### Your goal
Copy out the records precisely, omitting pictures.
******************************
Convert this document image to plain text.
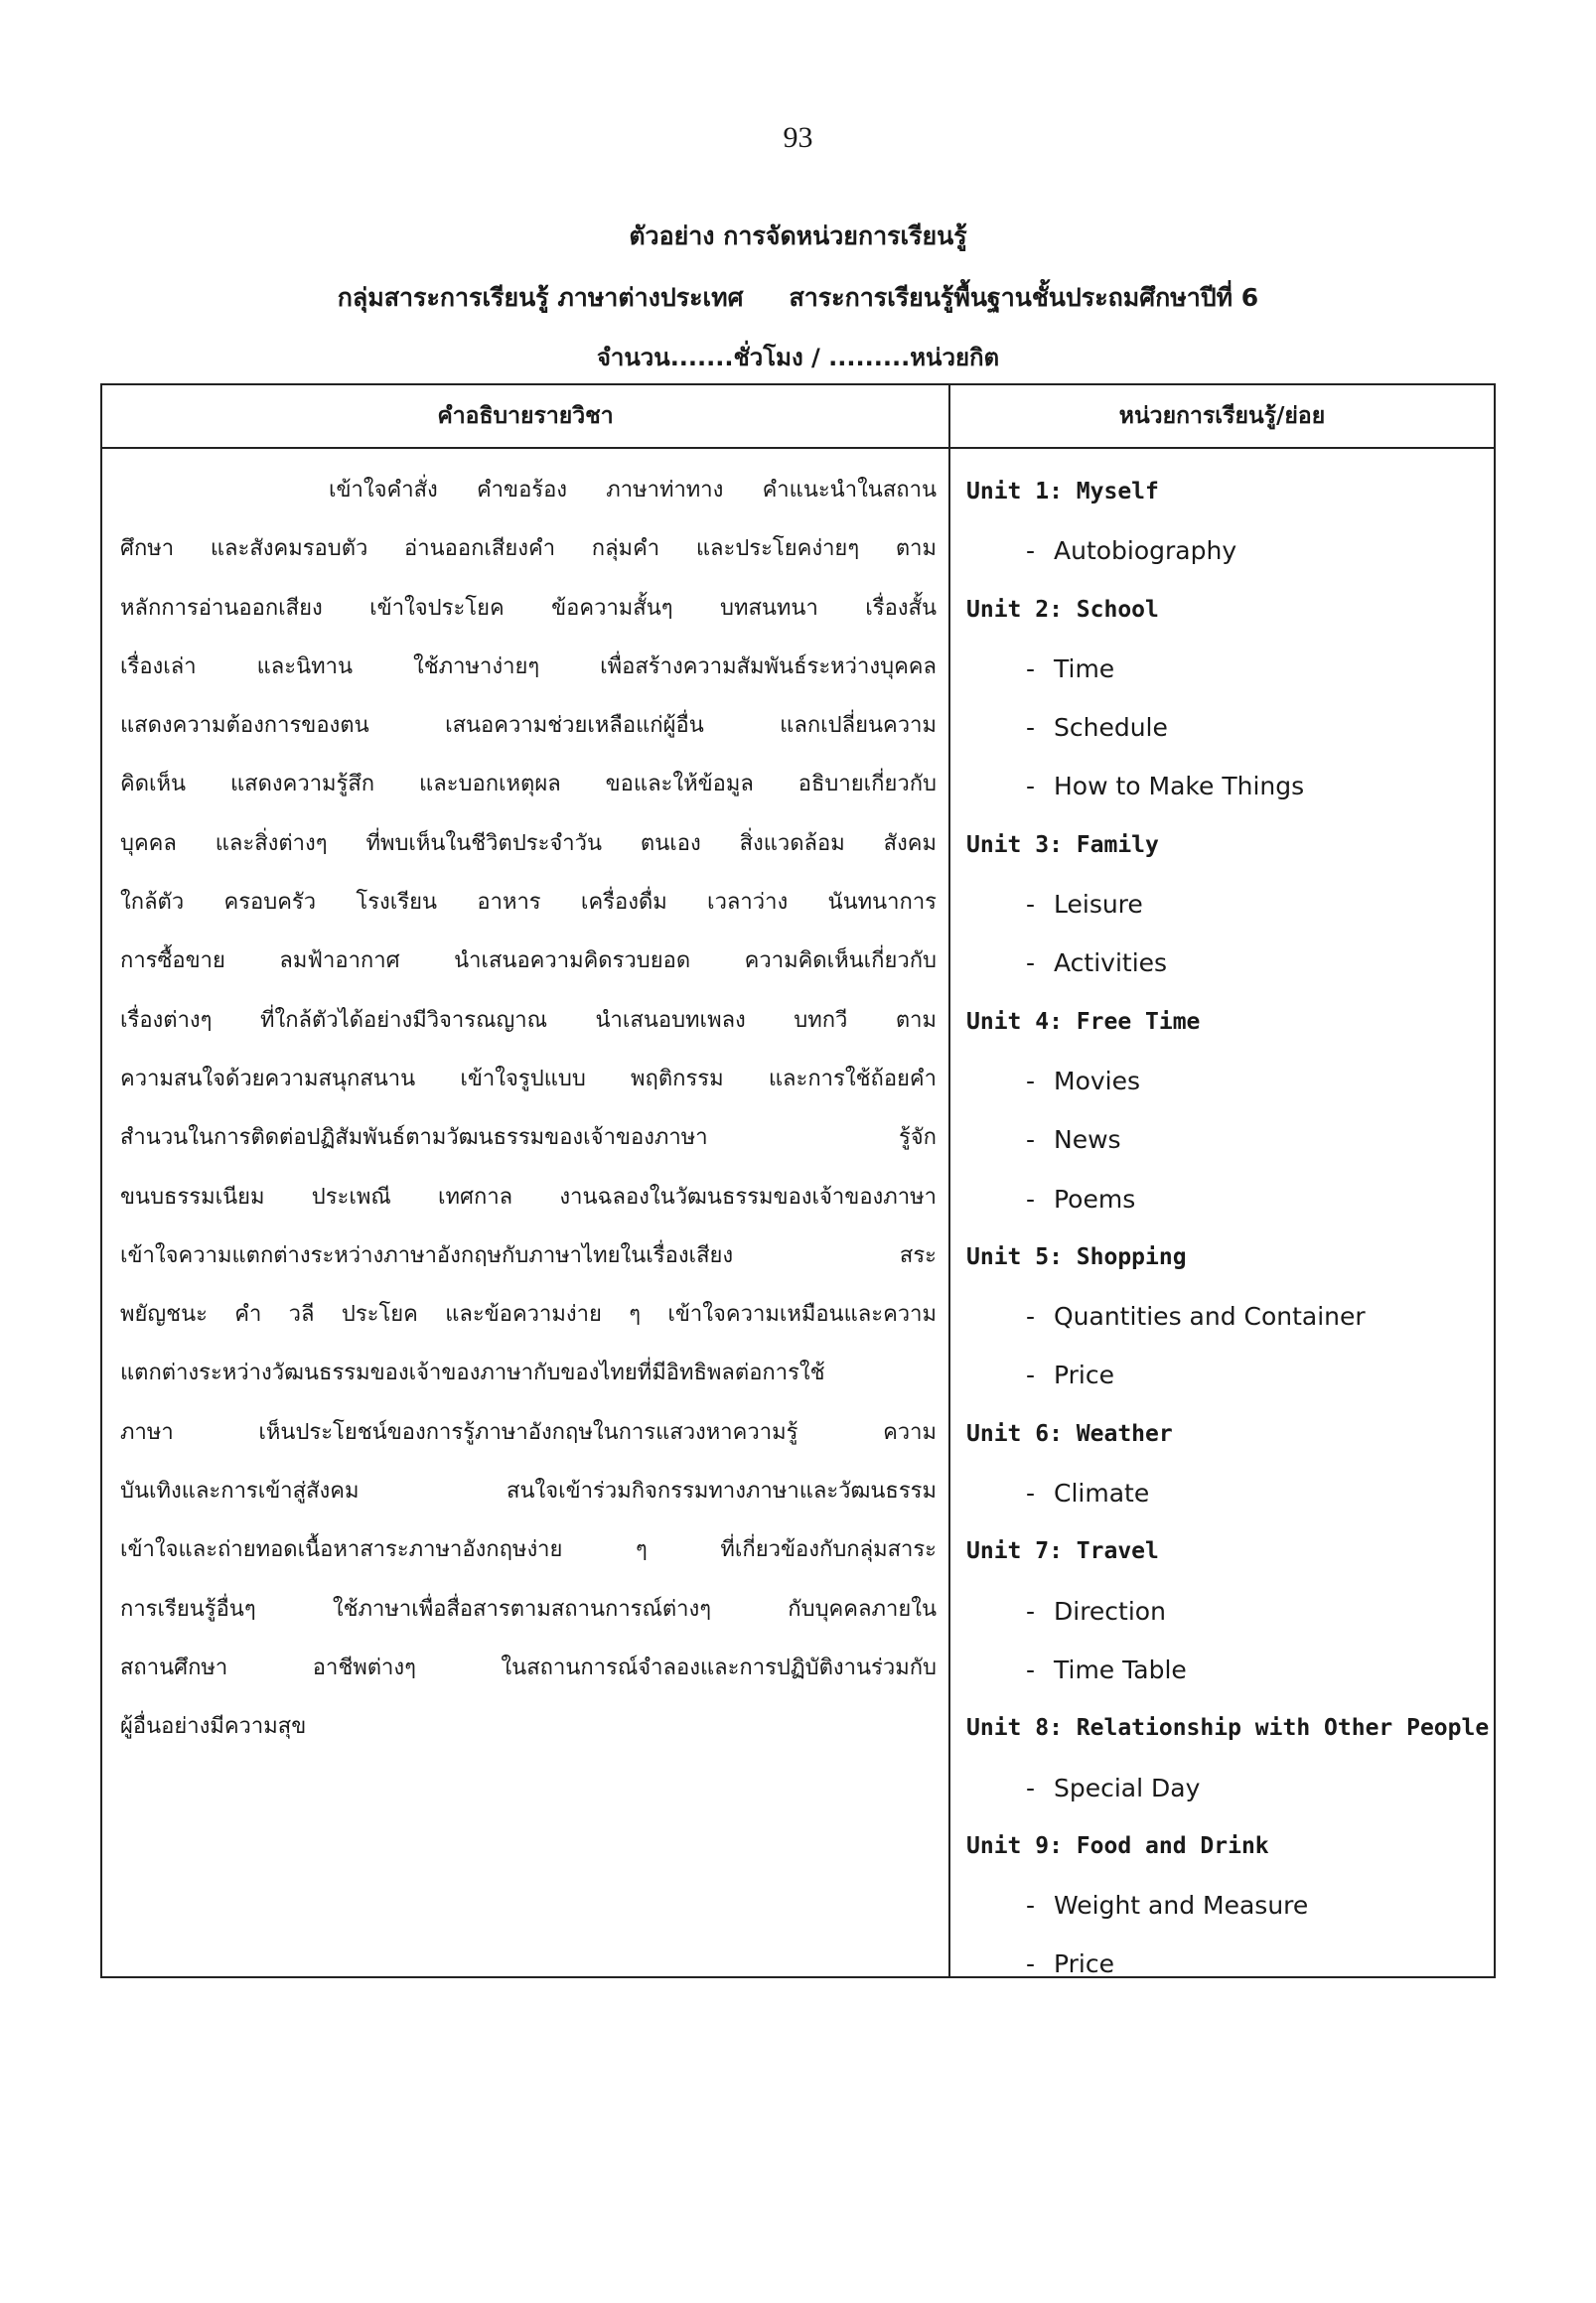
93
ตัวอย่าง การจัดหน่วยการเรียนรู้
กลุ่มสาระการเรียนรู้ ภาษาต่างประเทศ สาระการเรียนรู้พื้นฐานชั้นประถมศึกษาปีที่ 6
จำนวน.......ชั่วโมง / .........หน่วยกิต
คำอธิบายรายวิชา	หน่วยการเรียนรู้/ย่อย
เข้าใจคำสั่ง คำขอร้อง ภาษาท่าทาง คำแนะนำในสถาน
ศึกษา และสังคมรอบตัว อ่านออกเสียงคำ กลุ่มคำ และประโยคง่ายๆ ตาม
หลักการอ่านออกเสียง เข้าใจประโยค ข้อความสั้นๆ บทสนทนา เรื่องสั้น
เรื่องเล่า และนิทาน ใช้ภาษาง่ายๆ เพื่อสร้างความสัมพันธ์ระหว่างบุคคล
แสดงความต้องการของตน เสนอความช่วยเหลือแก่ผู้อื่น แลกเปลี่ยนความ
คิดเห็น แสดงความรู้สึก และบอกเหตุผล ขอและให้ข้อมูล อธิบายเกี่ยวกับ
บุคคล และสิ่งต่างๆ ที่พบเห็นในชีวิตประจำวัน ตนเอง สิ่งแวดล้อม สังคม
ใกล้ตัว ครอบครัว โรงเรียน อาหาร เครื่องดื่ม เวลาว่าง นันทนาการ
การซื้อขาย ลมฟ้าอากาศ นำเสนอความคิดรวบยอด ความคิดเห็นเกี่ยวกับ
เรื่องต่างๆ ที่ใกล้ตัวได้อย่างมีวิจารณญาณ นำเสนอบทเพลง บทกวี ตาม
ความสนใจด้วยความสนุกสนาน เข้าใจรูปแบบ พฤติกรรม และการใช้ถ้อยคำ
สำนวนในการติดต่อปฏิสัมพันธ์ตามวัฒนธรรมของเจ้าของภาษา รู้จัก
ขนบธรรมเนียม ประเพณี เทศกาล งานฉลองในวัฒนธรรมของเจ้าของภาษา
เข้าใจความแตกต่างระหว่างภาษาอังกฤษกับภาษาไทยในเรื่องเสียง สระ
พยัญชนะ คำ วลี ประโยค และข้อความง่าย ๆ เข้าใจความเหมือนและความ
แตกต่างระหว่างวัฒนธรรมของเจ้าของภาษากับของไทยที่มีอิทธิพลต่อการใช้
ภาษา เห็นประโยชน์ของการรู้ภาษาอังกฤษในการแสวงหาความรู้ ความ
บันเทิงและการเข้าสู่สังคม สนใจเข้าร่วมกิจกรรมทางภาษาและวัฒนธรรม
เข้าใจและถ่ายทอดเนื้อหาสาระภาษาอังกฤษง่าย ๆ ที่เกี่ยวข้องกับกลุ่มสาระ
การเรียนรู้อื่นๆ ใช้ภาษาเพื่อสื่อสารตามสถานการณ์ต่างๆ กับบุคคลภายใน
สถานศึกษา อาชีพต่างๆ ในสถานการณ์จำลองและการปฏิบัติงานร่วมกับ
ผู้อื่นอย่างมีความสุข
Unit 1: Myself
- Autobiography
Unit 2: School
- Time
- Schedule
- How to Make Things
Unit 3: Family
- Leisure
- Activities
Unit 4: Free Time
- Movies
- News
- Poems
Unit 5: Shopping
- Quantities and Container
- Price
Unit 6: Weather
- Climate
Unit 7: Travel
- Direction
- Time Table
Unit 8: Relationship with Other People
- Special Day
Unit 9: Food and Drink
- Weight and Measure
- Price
******************************
### Output of the task
Convert this document image to plain text.
93
ตัวอย่าง การจัดหน่วยการเรียนรู้
กลุ่มสาระการเรียนรู้ ภาษาต่างประเทศ สาระการเรียนรู้พื้นฐานชั้นประถมศึกษาปีที่ 6
จำนวน.......ชั่วโมง / .........หน่วยกิต
คำอธิบายรายวิชา	หน่วยการเรียนรู้/ย่อย
เข้าใจคำสั่ง คำขอร้อง ภาษาท่าทาง คำแนะนำในสถาน
ศึกษา และสังคมรอบตัว อ่านออกเสียงคำ กลุ่มคำ และประโยคง่ายๆ ตาม
หลักการอ่านออกเสียง เข้าใจประโยค ข้อความสั้นๆ บทสนทนา เรื่องสั้น
เรื่องเล่า และนิทาน ใช้ภาษาง่ายๆ เพื่อสร้างความสัมพันธ์ระหว่างบุคคล
แสดงความต้องการของตน เสนอความช่วยเหลือแก่ผู้อื่น แลกเปลี่ยนความ
คิดเห็น แสดงความรู้สึก และบอกเหตุผล ขอและให้ข้อมูล อธิบายเกี่ยวกับ
บุคคล และสิ่งต่างๆ ที่พบเห็นในชีวิตประจำวัน ตนเอง สิ่งแวดล้อม สังคม
ใกล้ตัว ครอบครัว โรงเรียน อาหาร เครื่องดื่ม เวลาว่าง นันทนาการ
การซื้อขาย ลมฟ้าอากาศ นำเสนอความคิดรวบยอด ความคิดเห็นเกี่ยวกับ
เรื่องต่างๆ ที่ใกล้ตัวได้อย่างมีวิจารณญาณ นำเสนอบทเพลง บทกวี ตาม
ความสนใจด้วยความสนุกสนาน เข้าใจรูปแบบ พฤติกรรม และการใช้ถ้อยคำ
สำนวนในการติดต่อปฏิสัมพันธ์ตามวัฒนธรรมของเจ้าของภาษา รู้จัก
ขนบธรรมเนียม ประเพณี เทศกาล งานฉลองในวัฒนธรรมของเจ้าของภาษา
เข้าใจความแตกต่างระหว่างภาษาอังกฤษกับภาษาไทยในเรื่องเสียง สระ
พยัญชนะ คำ วลี ประโยค และข้อความง่าย ๆ เข้าใจความเหมือนและความ
แตกต่างระหว่างวัฒนธรรมของเจ้าของภาษากับของไทยที่มีอิทธิพลต่อการใช้
ภาษา เห็นประโยชน์ของการรู้ภาษาอังกฤษในการแสวงหาความรู้ ความ
บันเทิงและการเข้าสู่สังคม สนใจเข้าร่วมกิจกรรมทางภาษาและวัฒนธรรม
เข้าใจและถ่ายทอดเนื้อหาสาระภาษาอังกฤษง่าย ๆ ที่เกี่ยวข้องกับกลุ่มสาระ
การเรียนรู้อื่นๆ ใช้ภาษาเพื่อสื่อสารตามสถานการณ์ต่างๆ กับบุคคลภายใน
สถานศึกษา อาชีพต่างๆ ในสถานการณ์จำลองและการปฏิบัติงานร่วมกับ
ผู้อื่นอย่างมีความสุข
Unit 1: Myself
- Autobiography
Unit 2: School
- Time
- Schedule
- How to Make Things
Unit 3: Family
- Leisure
- Activities
Unit 4: Free Time
- Movies
- News
- Poems
Unit 5: Shopping
- Quantities and Container
- Price
Unit 6: Weather
- Climate
Unit 7: Travel
- Direction
- Time Table
Unit 8: Relationship with Other People
- Special Day
Unit 9: Food and Drink
- Weight and Measure
- Price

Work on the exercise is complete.